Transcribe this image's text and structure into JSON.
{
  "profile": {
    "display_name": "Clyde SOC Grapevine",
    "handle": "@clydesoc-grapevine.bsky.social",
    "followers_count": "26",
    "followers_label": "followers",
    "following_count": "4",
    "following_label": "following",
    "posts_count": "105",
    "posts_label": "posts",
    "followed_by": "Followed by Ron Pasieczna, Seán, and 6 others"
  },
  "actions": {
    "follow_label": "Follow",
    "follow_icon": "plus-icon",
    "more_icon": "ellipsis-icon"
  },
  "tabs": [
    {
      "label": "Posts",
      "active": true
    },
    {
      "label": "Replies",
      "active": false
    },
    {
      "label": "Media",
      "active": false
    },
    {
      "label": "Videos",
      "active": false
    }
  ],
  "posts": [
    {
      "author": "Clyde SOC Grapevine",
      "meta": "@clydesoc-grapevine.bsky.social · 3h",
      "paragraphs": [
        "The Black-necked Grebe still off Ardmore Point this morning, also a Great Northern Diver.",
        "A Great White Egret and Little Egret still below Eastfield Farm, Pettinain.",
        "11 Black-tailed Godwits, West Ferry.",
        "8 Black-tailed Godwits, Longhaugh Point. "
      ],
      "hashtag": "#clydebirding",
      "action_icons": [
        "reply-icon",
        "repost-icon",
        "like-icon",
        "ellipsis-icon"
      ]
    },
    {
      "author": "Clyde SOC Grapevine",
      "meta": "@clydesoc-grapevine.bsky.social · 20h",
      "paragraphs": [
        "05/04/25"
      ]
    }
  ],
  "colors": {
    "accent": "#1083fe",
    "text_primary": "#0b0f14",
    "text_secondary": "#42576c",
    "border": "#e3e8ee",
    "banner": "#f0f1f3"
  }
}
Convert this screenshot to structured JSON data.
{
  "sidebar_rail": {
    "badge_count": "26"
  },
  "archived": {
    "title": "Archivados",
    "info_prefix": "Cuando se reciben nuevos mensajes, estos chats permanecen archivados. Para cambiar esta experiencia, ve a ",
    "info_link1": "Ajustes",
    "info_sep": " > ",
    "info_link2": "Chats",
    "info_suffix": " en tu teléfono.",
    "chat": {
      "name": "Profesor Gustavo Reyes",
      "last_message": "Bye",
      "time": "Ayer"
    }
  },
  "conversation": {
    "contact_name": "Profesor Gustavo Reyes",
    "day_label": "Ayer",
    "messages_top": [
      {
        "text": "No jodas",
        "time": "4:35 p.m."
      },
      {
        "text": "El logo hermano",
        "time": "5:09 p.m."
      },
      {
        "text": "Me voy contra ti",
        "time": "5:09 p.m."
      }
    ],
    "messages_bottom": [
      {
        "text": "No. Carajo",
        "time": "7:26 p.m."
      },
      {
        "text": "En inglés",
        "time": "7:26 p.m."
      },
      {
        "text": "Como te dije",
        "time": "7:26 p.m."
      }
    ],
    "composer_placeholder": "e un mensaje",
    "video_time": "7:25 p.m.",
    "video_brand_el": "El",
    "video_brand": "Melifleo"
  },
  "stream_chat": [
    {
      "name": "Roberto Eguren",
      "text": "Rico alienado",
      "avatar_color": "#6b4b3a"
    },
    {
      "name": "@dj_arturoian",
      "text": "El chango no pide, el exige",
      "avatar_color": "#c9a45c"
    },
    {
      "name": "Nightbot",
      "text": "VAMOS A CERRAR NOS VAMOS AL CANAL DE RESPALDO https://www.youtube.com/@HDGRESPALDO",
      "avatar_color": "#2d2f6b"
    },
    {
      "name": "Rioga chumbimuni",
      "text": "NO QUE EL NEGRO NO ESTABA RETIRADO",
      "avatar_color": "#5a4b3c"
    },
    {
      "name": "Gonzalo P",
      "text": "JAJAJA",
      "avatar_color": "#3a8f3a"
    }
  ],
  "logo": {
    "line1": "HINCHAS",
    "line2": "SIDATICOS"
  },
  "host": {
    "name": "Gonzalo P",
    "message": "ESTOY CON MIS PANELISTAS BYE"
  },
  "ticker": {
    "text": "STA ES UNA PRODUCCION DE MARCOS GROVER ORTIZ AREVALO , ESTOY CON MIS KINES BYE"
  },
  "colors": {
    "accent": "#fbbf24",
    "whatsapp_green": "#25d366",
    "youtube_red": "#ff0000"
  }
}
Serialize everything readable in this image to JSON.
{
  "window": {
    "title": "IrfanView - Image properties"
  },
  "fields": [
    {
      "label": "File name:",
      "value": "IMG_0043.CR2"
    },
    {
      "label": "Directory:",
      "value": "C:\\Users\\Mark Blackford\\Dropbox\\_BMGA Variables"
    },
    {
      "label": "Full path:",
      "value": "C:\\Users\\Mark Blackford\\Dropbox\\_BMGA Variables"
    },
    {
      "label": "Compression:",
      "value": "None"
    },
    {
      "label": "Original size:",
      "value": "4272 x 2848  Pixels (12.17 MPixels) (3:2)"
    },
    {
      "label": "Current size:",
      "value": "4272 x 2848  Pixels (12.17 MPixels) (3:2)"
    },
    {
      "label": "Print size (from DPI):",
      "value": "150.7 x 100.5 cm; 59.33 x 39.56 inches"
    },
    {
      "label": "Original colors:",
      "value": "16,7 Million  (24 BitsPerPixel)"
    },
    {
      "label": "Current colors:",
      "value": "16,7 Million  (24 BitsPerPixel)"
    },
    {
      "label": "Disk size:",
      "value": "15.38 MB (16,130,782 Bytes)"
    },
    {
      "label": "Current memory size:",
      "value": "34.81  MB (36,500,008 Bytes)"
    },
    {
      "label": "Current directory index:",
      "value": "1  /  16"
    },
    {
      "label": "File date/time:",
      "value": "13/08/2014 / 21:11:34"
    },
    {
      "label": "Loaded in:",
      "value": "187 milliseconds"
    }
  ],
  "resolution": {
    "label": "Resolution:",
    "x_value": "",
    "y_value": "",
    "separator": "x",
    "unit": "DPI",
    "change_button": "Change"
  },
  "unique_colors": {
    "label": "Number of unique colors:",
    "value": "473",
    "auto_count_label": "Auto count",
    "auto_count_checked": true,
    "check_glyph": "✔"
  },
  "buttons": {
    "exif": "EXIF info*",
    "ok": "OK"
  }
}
┄┄┄┄┄┄┄┄┄┄
• [SHORT EXERCISE] Using the listing above, show each line holding the string "tailed".

• [REPLY TO THE TASK]
        "11 Black-tailed Godwits, West Ferry.",
        "8 Black-tailed Godwits, Longhaugh Point. "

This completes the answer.